=== What you are asked to do ===
Set the listing down again exactly, please, apart from its pictures.
* begin Data provided *
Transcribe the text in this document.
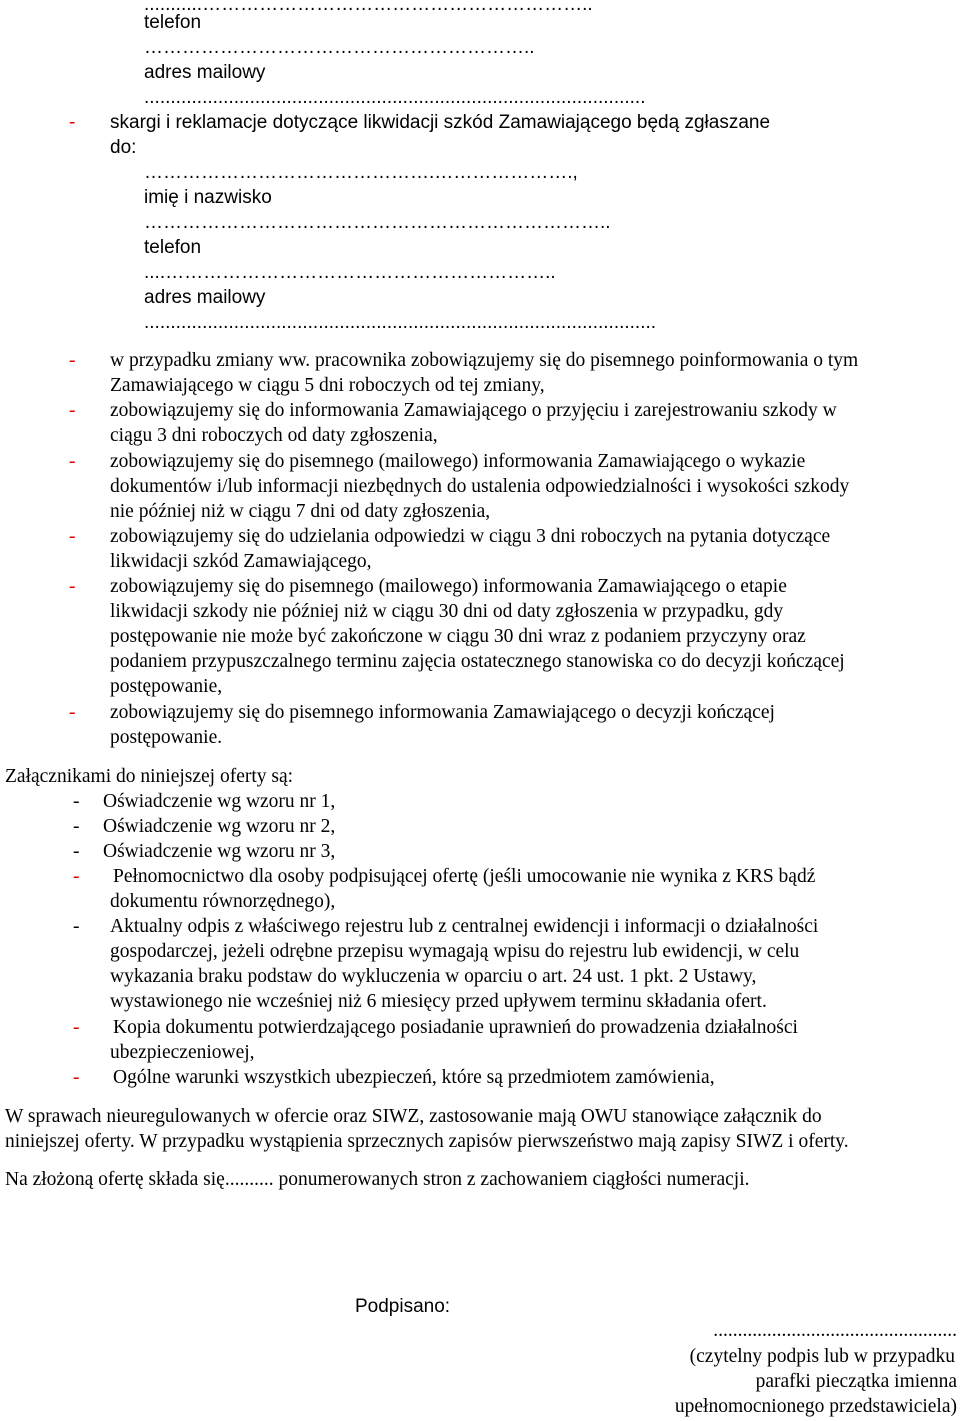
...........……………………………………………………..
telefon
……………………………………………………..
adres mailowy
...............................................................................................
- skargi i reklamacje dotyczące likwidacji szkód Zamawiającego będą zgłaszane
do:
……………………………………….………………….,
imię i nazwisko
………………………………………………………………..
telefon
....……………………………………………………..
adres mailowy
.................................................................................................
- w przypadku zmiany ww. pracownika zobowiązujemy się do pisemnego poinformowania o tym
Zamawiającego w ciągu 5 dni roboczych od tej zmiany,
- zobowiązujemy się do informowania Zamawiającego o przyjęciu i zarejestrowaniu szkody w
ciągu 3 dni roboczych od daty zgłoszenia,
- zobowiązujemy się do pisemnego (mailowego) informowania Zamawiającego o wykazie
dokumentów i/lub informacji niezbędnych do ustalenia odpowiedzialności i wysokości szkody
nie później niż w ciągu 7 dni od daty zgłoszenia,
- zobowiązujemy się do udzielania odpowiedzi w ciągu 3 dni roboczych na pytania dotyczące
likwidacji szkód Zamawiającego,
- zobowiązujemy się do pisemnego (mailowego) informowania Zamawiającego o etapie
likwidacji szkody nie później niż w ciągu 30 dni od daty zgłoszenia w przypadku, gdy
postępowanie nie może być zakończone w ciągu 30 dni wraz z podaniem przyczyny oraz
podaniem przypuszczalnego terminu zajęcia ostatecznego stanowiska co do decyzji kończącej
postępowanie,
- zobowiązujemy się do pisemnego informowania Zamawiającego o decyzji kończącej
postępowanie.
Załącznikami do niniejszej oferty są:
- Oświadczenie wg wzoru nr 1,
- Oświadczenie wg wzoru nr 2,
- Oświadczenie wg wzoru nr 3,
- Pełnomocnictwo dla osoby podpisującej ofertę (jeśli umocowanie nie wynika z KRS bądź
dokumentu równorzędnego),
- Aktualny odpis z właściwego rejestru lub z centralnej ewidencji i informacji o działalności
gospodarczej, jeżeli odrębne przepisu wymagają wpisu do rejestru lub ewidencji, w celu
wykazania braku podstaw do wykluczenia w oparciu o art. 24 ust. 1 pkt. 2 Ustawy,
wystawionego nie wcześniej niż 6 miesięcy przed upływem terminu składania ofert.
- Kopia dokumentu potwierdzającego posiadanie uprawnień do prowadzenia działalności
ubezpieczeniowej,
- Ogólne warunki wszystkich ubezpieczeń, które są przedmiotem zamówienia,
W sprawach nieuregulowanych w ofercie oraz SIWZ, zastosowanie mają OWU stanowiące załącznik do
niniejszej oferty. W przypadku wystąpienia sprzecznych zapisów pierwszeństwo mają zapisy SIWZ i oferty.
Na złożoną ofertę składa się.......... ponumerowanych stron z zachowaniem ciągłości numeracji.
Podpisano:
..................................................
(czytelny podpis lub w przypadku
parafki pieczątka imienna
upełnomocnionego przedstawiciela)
* end Data provided *
=== Task response ===
Transcribe the text in this document.
...........……………………………………………………..
telefon
……………………………………………………..
adres mailowy
...............................................................................................
- skargi i reklamacje dotyczące likwidacji szkód Zamawiającego będą zgłaszane
do:
……………………………………….………………….,
imię i nazwisko
………………………………………………………………..
telefon
....……………………………………………………..
adres mailowy
.................................................................................................
- w przypadku zmiany ww. pracownika zobowiązujemy się do pisemnego poinformowania o tym
Zamawiającego w ciągu 5 dni roboczych od tej zmiany,
- zobowiązujemy się do informowania Zamawiającego o przyjęciu i zarejestrowaniu szkody w
ciągu 3 dni roboczych od daty zgłoszenia,
- zobowiązujemy się do pisemnego (mailowego) informowania Zamawiającego o wykazie
dokumentów i/lub informacji niezbędnych do ustalenia odpowiedzialności i wysokości szkody
nie później niż w ciągu 7 dni od daty zgłoszenia,
- zobowiązujemy się do udzielania odpowiedzi w ciągu 3 dni roboczych na pytania dotyczące
likwidacji szkód Zamawiającego,
- zobowiązujemy się do pisemnego (mailowego) informowania Zamawiającego o etapie
likwidacji szkody nie później niż w ciągu 30 dni od daty zgłoszenia w przypadku, gdy
postępowanie nie może być zakończone w ciągu 30 dni wraz z podaniem przyczyny oraz
podaniem przypuszczalnego terminu zajęcia ostatecznego stanowiska co do decyzji kończącej
postępowanie,
- zobowiązujemy się do pisemnego informowania Zamawiającego o decyzji kończącej
postępowanie.
Załącznikami do niniejszej oferty są:
- Oświadczenie wg wzoru nr 1,
- Oświadczenie wg wzoru nr 2,
- Oświadczenie wg wzoru nr 3,
- Pełnomocnictwo dla osoby podpisującej ofertę (jeśli umocowanie nie wynika z KRS bądź
dokumentu równorzędnego),
- Aktualny odpis z właściwego rejestru lub z centralnej ewidencji i informacji o działalności
gospodarczej, jeżeli odrębne przepisu wymagają wpisu do rejestru lub ewidencji, w celu
wykazania braku podstaw do wykluczenia w oparciu o art. 24 ust. 1 pkt. 2 Ustawy,
wystawionego nie wcześniej niż 6 miesięcy przed upływem terminu składania ofert.
- Kopia dokumentu potwierdzającego posiadanie uprawnień do prowadzenia działalności
ubezpieczeniowej,
- Ogólne warunki wszystkich ubezpieczeń, które są przedmiotem zamówienia,
W sprawach nieuregulowanych w ofercie oraz SIWZ, zastosowanie mają OWU stanowiące załącznik do
niniejszej oferty. W przypadku wystąpienia sprzecznych zapisów pierwszeństwo mają zapisy SIWZ i oferty.
Na złożoną ofertę składa się.......... ponumerowanych stron z zachowaniem ciągłości numeracji.
Podpisano:
..................................................
(czytelny podpis lub w przypadku
parafki pieczątka imienna
upełnomocnionego przedstawiciela)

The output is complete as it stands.